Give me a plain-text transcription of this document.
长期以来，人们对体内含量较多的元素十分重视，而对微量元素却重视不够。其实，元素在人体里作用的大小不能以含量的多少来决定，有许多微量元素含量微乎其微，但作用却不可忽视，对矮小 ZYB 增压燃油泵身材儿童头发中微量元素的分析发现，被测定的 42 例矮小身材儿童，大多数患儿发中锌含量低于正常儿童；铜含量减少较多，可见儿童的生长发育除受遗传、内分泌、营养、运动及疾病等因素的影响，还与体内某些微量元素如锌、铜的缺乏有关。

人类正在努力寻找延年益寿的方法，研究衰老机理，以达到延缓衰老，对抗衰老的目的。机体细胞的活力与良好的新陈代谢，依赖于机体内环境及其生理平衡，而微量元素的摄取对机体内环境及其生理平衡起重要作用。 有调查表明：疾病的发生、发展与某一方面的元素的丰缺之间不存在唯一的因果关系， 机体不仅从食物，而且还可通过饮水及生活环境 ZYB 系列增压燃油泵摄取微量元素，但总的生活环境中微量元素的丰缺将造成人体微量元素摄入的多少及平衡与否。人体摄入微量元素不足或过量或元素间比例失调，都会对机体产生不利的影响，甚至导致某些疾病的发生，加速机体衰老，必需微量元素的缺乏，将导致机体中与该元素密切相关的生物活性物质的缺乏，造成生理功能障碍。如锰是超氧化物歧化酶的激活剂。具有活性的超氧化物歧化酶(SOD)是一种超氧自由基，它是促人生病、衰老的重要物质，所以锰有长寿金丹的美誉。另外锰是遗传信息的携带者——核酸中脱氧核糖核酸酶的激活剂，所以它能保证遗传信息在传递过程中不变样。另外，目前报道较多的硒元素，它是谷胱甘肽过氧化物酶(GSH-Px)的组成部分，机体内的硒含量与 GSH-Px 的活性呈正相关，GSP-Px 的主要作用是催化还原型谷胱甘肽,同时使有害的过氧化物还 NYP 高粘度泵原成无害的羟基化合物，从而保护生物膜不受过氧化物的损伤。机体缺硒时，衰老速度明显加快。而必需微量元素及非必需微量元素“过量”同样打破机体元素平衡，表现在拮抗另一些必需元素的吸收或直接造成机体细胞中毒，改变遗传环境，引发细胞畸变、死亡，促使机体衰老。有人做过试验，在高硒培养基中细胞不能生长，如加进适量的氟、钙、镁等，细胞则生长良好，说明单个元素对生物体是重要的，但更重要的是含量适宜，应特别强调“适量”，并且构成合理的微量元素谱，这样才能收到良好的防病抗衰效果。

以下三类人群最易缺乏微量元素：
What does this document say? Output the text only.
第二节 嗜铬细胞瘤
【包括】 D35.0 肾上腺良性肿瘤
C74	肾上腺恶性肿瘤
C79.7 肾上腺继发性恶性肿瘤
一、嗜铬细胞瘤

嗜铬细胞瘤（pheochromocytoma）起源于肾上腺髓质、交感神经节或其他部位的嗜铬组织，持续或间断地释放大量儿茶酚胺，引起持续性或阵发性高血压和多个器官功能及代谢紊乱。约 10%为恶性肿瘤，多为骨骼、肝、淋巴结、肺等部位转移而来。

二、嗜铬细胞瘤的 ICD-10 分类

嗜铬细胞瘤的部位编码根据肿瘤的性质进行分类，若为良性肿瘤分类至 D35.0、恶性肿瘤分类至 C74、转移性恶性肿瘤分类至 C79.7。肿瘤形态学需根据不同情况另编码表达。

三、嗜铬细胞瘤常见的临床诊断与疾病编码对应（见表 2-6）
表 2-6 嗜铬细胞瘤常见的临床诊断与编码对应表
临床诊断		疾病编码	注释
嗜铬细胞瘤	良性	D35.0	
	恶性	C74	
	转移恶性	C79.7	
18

_Prompt:_ Copy out each line of the listing that holds "this".

_Task output:_
Give me a plain-text transcription of this document.
What does this document say? Output the text only.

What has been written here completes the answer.